→ **PROBLEM DETAILS**:
Count the lines below that contain "Kajal". Give only the number.

→ **EXTRACTED RECORDS**:
===

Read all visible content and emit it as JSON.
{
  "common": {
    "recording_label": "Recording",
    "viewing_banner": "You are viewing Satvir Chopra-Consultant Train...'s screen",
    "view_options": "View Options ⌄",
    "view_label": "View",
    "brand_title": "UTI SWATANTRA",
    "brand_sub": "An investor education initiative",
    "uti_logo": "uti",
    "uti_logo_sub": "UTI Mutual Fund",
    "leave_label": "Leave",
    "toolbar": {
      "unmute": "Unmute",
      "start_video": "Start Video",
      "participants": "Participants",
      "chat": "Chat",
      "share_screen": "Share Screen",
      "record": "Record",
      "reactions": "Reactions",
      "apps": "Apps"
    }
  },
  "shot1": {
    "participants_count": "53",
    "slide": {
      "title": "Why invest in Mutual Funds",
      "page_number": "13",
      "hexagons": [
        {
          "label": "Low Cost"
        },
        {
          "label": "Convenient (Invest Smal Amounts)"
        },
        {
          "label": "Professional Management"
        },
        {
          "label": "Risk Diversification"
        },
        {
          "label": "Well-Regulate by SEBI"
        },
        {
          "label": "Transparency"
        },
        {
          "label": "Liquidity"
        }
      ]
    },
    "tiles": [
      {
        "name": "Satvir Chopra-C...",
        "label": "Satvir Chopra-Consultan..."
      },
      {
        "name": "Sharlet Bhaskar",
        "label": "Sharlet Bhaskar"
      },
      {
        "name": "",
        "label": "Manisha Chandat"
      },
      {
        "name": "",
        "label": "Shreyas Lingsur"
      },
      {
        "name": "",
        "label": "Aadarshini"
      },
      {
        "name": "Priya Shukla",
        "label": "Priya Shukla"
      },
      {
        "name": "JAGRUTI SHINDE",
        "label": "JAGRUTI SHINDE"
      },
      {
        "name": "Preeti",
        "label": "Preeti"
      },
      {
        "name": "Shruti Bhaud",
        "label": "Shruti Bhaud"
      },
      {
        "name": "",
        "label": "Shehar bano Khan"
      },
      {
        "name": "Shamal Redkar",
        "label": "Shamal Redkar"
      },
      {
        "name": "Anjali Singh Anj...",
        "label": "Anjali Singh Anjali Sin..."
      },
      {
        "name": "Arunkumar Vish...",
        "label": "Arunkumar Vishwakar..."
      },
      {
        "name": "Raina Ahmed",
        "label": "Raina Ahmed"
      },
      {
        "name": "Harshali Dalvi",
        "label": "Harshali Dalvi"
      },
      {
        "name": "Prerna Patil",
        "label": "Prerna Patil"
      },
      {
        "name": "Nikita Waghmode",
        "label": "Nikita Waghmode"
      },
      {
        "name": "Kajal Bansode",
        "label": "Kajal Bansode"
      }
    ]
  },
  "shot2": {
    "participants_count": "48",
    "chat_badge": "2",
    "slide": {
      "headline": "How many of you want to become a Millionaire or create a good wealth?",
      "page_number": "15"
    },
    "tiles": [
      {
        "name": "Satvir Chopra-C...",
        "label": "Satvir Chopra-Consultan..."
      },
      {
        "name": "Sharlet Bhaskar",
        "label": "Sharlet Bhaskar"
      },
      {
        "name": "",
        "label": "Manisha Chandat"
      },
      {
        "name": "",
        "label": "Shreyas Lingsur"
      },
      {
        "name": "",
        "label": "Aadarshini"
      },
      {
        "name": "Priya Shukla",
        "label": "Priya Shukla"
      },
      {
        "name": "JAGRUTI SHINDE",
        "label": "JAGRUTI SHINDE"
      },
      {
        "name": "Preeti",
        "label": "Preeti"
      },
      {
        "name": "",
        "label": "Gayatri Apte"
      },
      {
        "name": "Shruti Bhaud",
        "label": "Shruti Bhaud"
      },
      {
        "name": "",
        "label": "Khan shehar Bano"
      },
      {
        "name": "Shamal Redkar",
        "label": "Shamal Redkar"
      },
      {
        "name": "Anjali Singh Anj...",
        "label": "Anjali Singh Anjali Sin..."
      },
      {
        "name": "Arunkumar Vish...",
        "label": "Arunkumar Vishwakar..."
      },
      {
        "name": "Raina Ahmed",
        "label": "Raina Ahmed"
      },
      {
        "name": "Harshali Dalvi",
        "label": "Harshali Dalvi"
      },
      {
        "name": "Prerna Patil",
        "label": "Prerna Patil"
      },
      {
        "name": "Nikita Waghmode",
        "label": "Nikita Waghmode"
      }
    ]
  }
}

===

→ **WRITTEN ANSWER**:
2